-- START OF Material shown --

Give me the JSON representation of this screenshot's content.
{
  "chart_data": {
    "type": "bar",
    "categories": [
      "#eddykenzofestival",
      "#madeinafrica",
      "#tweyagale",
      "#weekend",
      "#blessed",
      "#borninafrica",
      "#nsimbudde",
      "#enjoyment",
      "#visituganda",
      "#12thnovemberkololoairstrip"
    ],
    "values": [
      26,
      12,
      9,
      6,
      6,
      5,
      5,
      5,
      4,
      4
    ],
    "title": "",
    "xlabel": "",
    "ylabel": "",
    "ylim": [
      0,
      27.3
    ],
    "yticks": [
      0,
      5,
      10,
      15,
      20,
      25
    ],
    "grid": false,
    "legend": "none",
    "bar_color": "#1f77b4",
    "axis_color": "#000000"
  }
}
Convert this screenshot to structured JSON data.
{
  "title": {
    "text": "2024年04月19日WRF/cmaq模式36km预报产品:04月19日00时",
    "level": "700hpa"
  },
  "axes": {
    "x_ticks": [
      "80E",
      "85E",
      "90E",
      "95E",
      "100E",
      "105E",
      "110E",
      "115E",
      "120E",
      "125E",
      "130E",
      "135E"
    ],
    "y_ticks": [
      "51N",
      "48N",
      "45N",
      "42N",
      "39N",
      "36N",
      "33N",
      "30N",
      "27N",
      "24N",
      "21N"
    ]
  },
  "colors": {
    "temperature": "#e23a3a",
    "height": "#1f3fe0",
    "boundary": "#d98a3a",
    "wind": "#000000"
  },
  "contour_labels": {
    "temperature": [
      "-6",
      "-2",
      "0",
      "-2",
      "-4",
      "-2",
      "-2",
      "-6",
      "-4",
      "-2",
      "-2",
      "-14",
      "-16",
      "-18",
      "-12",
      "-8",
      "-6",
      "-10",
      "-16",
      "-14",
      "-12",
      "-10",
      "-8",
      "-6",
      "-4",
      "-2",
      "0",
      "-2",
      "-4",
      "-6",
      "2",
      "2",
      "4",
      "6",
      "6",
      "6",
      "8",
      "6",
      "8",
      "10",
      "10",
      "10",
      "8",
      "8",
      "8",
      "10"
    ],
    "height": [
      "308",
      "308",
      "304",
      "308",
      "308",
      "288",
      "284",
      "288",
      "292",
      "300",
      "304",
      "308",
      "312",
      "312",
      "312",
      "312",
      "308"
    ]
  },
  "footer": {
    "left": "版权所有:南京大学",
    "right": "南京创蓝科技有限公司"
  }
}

-- END OF Material shown --

### What is asked
Transcribe the records above exactly as they appear.

### Task answer
Give me the JSON representation of this screenshot's content.
{
  "chart_data": {
    "type": "bar",
    "categories": [
      "#eddykenzofestival",
      "#madeinafrica",
      "#tweyagale",
      "#weekend",
      "#blessed",
      "#borninafrica",
      "#nsimbudde",
      "#enjoyment",
      "#visituganda",
      "#12thnovemberkololoairstrip"
    ],
    "values": [
      26,
      12,
      9,
      6,
      6,
      5,
      5,
      5,
      4,
      4
    ],
    "title": "",
    "xlabel": "",
    "ylabel": "",
    "ylim": [
      0,
      27.3
    ],
    "yticks": [
      0,
      5,
      10,
      15,
      20,
      25
    ],
    "grid": false,
    "legend": "none",
    "bar_color": "#1f77b4",
    "axis_color": "#000000"
  }
}
Convert this screenshot to structured JSON data.
{
  "title": {
    "text": "2024年04月19日WRF/cmaq模式36km预报产品:04月19日00时",
    "level": "700hpa"
  },
  "axes": {
    "x_ticks": [
      "80E",
      "85E",
      "90E",
      "95E",
      "100E",
      "105E",
      "110E",
      "115E",
      "120E",
      "125E",
      "130E",
      "135E"
    ],
    "y_ticks": [
      "51N",
      "48N",
      "45N",
      "42N",
      "39N",
      "36N",
      "33N",
      "30N",
      "27N",
      "24N",
      "21N"
    ]
  },
  "colors": {
    "temperature": "#e23a3a",
    "height": "#1f3fe0",
    "boundary": "#d98a3a",
    "wind": "#000000"
  },
  "contour_labels": {
    "temperature": [
      "-6",
      "-2",
      "0",
      "-2",
      "-4",
      "-2",
      "-2",
      "-6",
      "-4",
      "-2",
      "-2",
      "-14",
      "-16",
      "-18",
      "-12",
      "-8",
      "-6",
      "-10",
      "-16",
      "-14",
      "-12",
      "-10",
      "-8",
      "-6",
      "-4",
      "-2",
      "0",
      "-2",
      "-4",
      "-6",
      "2",
      "2",
      "4",
      "6",
      "6",
      "6",
      "8",
      "6",
      "8",
      "10",
      "10",
      "10",
      "8",
      "8",
      "8",
      "10"
    ],
    "height": [
      "308",
      "308",
      "304",
      "308",
      "308",
      "288",
      "284",
      "288",
      "292",
      "300",
      "304",
      "308",
      "312",
      "312",
      "312",
      "312",
      "308"
    ]
  },
  "footer": {
    "left": "版权所有:南京大学",
    "right": "南京创蓝科技有限公司"
  }
}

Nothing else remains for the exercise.